**Data extract**:
## Begin

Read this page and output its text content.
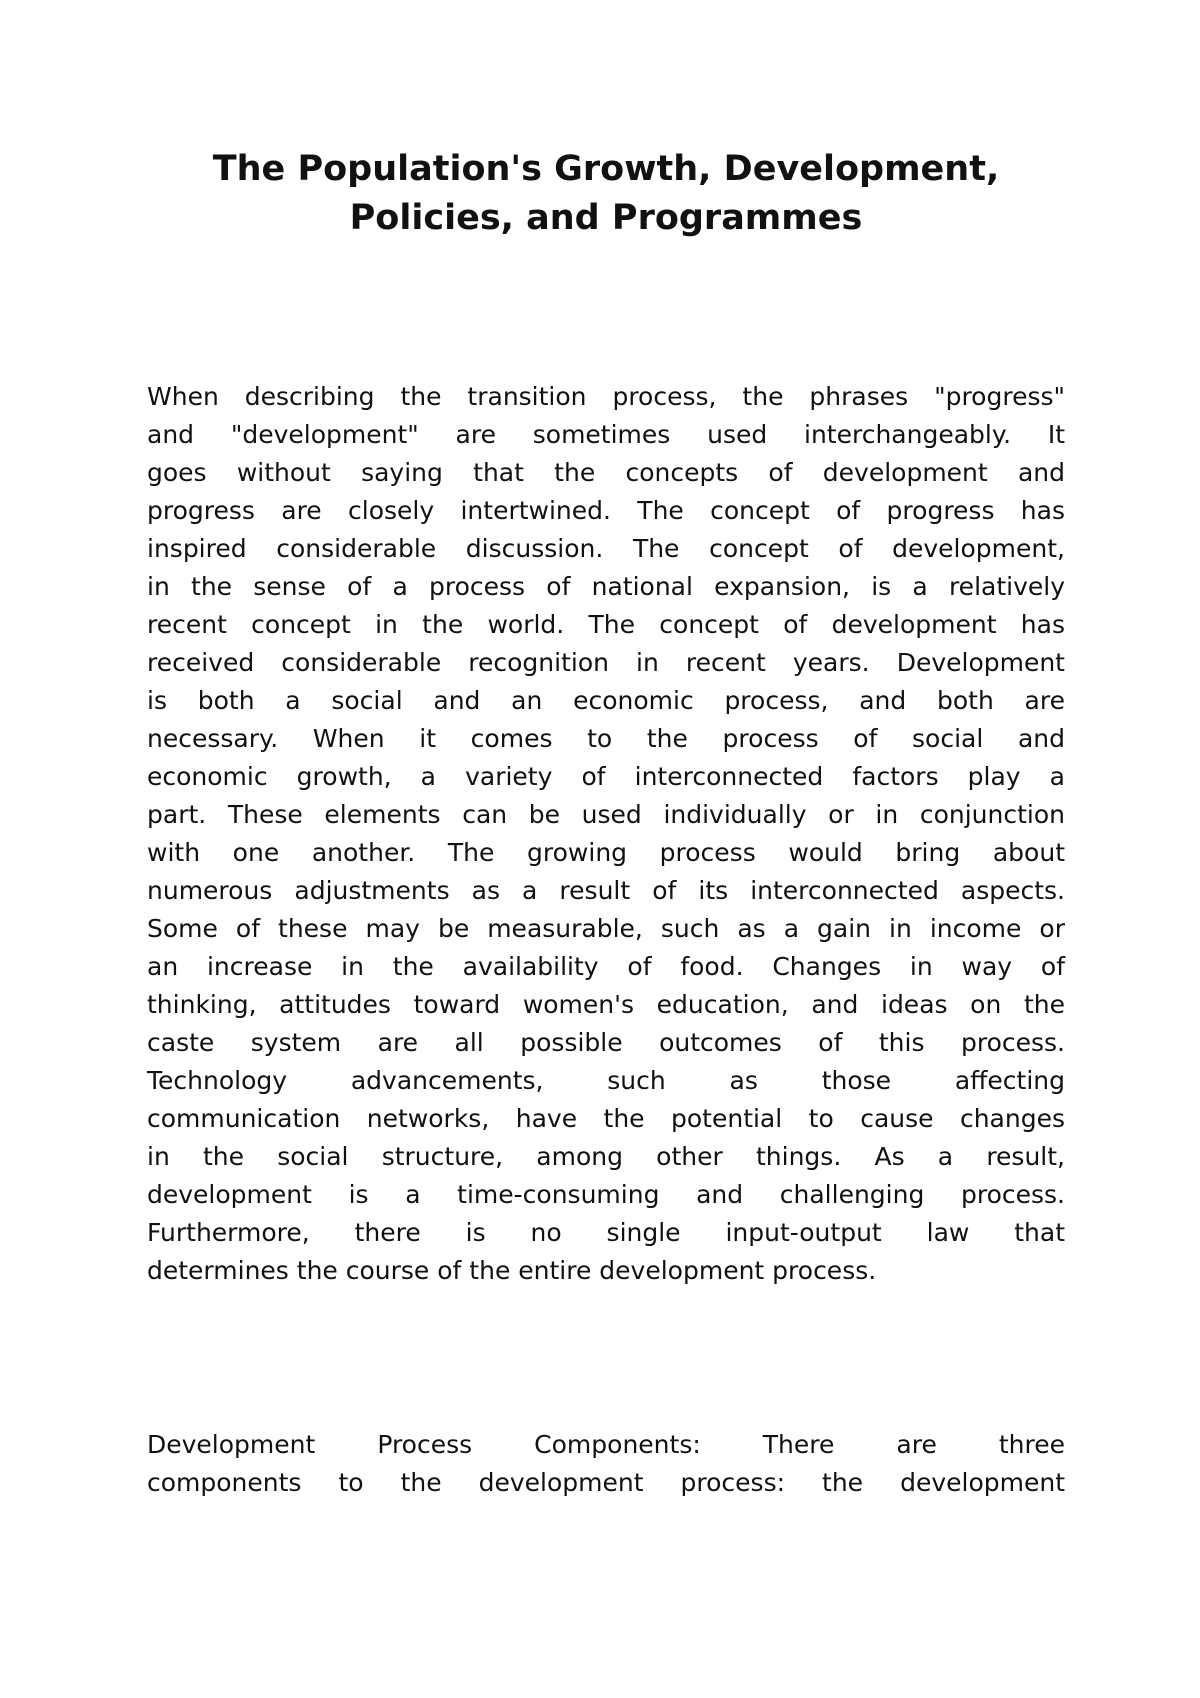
The Population's Growth, Development,
Policies, and Programmes
When describing the transition process, the phrases "progress"
and "development" are sometimes used interchangeably. It
goes without saying that the concepts of development and
progress are closely intertwined. The concept of progress has
inspired considerable discussion. The concept of development,
in the sense of a process of national expansion, is a relatively
recent concept in the world. The concept of development has
received considerable recognition in recent years. Development
is both a social and an economic process, and both are
necessary. When it comes to the process of social and
economic growth, a variety of interconnected factors play a
part. These elements can be used individually or in conjunction
with one another. The growing process would bring about
numerous adjustments as a result of its interconnected aspects.
Some of these may be measurable, such as a gain in income or
an increase in the availability of food. Changes in way of
thinking, attitudes toward women's education, and ideas on the
caste system are all possible outcomes of this process.
Technology advancements, such as those affecting
communication networks, have the potential to cause changes
in the social structure, among other things. As a result,
development is a time-consuming and challenging process.
Furthermore, there is no single input-output law that
determines the course of the entire development process.
Development Process Components: There are three
components to the development process: the development
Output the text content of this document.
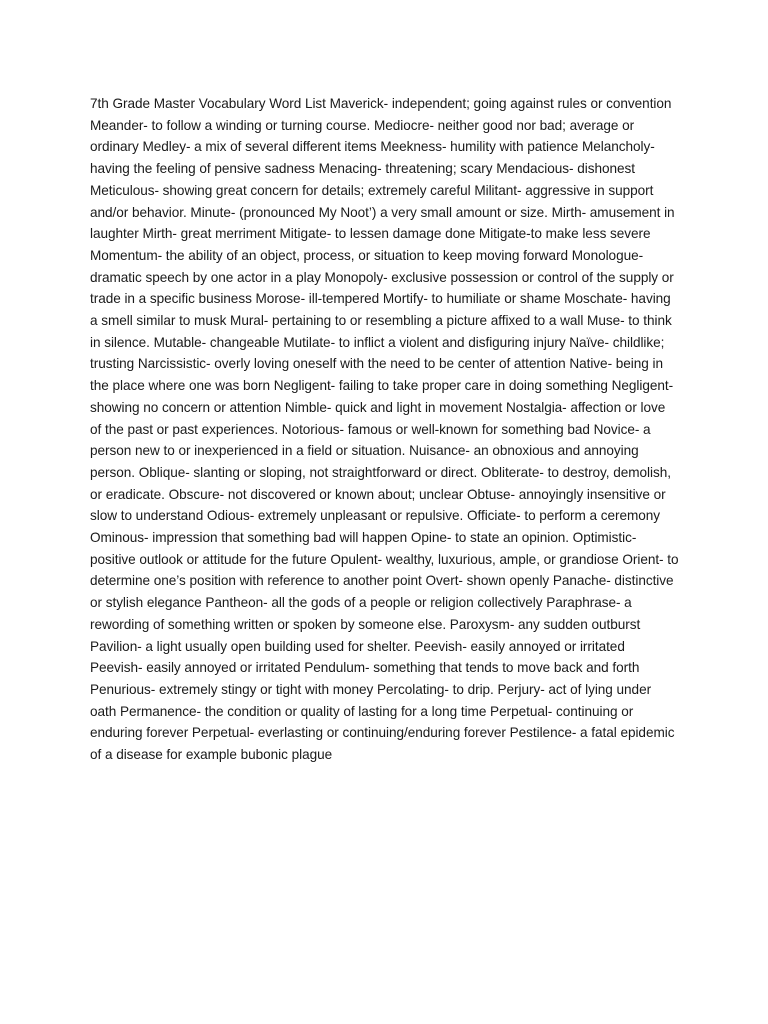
7th Grade Master Vocabulary Word List Maverick- independent; going against rules or convention Meander- to follow a winding or turning course. Mediocre- neither good nor bad; average or ordinary Medley- a mix of several different items Meekness- humility with patience Melancholy- having the feeling of pensive sadness Menacing- threatening; scary Mendacious- dishonest Meticulous- showing great concern for details; extremely careful Militant- aggressive in support and/or behavior. Minute- (pronounced My Noot’) a very small amount or size. Mirth- amusement in laughter Mirth- great merriment Mitigate- to lessen damage done Mitigate-to make less severe Momentum- the ability of an object, process, or situation to keep moving forward Monologue- dramatic speech by one actor in a play Monopoly- exclusive possession or control of the supply or trade in a specific business Morose- ill-tempered Mortify- to humiliate or shame Moschate- having a smell similar to musk Mural- pertaining to or resembling a picture affixed to a wall Muse- to think in silence. Mutable- changeable Mutilate- to inflict a violent and disfiguring injury Naïve- childlike; trusting Narcissistic- overly loving oneself with the need to be center of attention Native- being in the place where one was born Negligent- failing to take proper care in doing something Negligent- showing no concern or attention Nimble- quick and light in movement Nostalgia- affection or love of the past or past experiences. Notorious- famous or well-known for something bad Novice- a person new to or inexperienced in a field or situation. Nuisance- an obnoxious and annoying person. Oblique- slanting or sloping, not straightforward or direct. Obliterate- to destroy, demolish, or eradicate. Obscure- not discovered or known about; unclear Obtuse- annoyingly insensitive or slow to understand Odious- extremely unpleasant or repulsive. Officiate- to perform a ceremony Ominous- impression that something bad will happen Opine- to state an opinion. Optimistic- positive outlook or attitude for the future Opulent- wealthy, luxurious, ample, or grandiose Orient- to determine one’s position with reference to another point Overt- shown openly Panache- distinctive or stylish elegance Pantheon- all the gods of a people or religion collectively Paraphrase- a rewording of something written or spoken by someone else. Paroxysm- any sudden outburst Pavilion- a light usually open building used for shelter. Peevish- easily annoyed or irritated Peevish- easily annoyed or irritated Pendulum- something that tends to move back and forth Penurious- extremely stingy or tight with money Percolating- to drip. Perjury- act of lying under oath Permanence- the condition or quality of lasting for a long time Perpetual- continuing or enduring forever Perpetual- everlasting or continuing/enduring forever Pestilence- a fatal epidemic of a disease for example bubonic plague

## End

**What is needed**:
Leave the pictures out and output the rest of the listing exactly.

**Expected answer**:
Read this page and output its text content.
The Population's Growth, Development,
Policies, and Programmes
When describing the transition process, the phrases "progress"
and "development" are sometimes used interchangeably. It
goes without saying that the concepts of development and
progress are closely intertwined. The concept of progress has
inspired considerable discussion. The concept of development,
in the sense of a process of national expansion, is a relatively
recent concept in the world. The concept of development has
received considerable recognition in recent years. Development
is both a social and an economic process, and both are
necessary. When it comes to the process of social and
economic growth, a variety of interconnected factors play a
part. These elements can be used individually or in conjunction
with one another. The growing process would bring about
numerous adjustments as a result of its interconnected aspects.
Some of these may be measurable, such as a gain in income or
an increase in the availability of food. Changes in way of
thinking, attitudes toward women's education, and ideas on the
caste system are all possible outcomes of this process.
Technology advancements, such as those affecting
communication networks, have the potential to cause changes
in the social structure, among other things. As a result,
development is a time-consuming and challenging process.
Furthermore, there is no single input-output law that
determines the course of the entire development process.
Development Process Components: There are three
components to the development process: the development
Output the text content of this document.
7th Grade Master Vocabulary Word List Maverick- independent; going against rules or convention Meander- to follow a winding or turning course. Mediocre- neither good nor bad; average or ordinary Medley- a mix of several different items Meekness- humility with patience Melancholy- having the feeling of pensive sadness Menacing- threatening; scary Mendacious- dishonest Meticulous- showing great concern for details; extremely careful Militant- aggressive in support and/or behavior. Minute- (pronounced My Noot’) a very small amount or size. Mirth- amusement in laughter Mirth- great merriment Mitigate- to lessen damage done Mitigate-to make less severe Momentum- the ability of an object, process, or situation to keep moving forward Monologue- dramatic speech by one actor in a play Monopoly- exclusive possession or control of the supply or trade in a specific business Morose- ill-tempered Mortify- to humiliate or shame Moschate- having a smell similar to musk Mural- pertaining to or resembling a picture affixed to a wall Muse- to think in silence. Mutable- changeable Mutilate- to inflict a violent and disfiguring injury Naïve- childlike; trusting Narcissistic- overly loving oneself with the need to be center of attention Native- being in the place where one was born Negligent- failing to take proper care in doing something Negligent- showing no concern or attention Nimble- quick and light in movement Nostalgia- affection or love of the past or past experiences. Notorious- famous or well-known for something bad Novice- a person new to or inexperienced in a field or situation. Nuisance- an obnoxious and annoying person. Oblique- slanting or sloping, not straightforward or direct. Obliterate- to destroy, demolish, or eradicate. Obscure- not discovered or known about; unclear Obtuse- annoyingly insensitive or slow to understand Odious- extremely unpleasant or repulsive. Officiate- to perform a ceremony Ominous- impression that something bad will happen Opine- to state an opinion. Optimistic- positive outlook or attitude for the future Opulent- wealthy, luxurious, ample, or grandiose Orient- to determine one’s position with reference to another point Overt- shown openly Panache- distinctive or stylish elegance Pantheon- all the gods of a people or religion collectively Paraphrase- a rewording of something written or spoken by someone else. Paroxysm- any sudden outburst Pavilion- a light usually open building used for shelter. Peevish- easily annoyed or irritated Peevish- easily annoyed or irritated Pendulum- something that tends to move back and forth Penurious- extremely stingy or tight with money Percolating- to drip. Perjury- act of lying under oath Permanence- the condition or quality of lasting for a long time Perpetual- continuing or enduring forever Perpetual- everlasting or continuing/enduring forever Pestilence- a fatal epidemic of a disease for example bubonic plague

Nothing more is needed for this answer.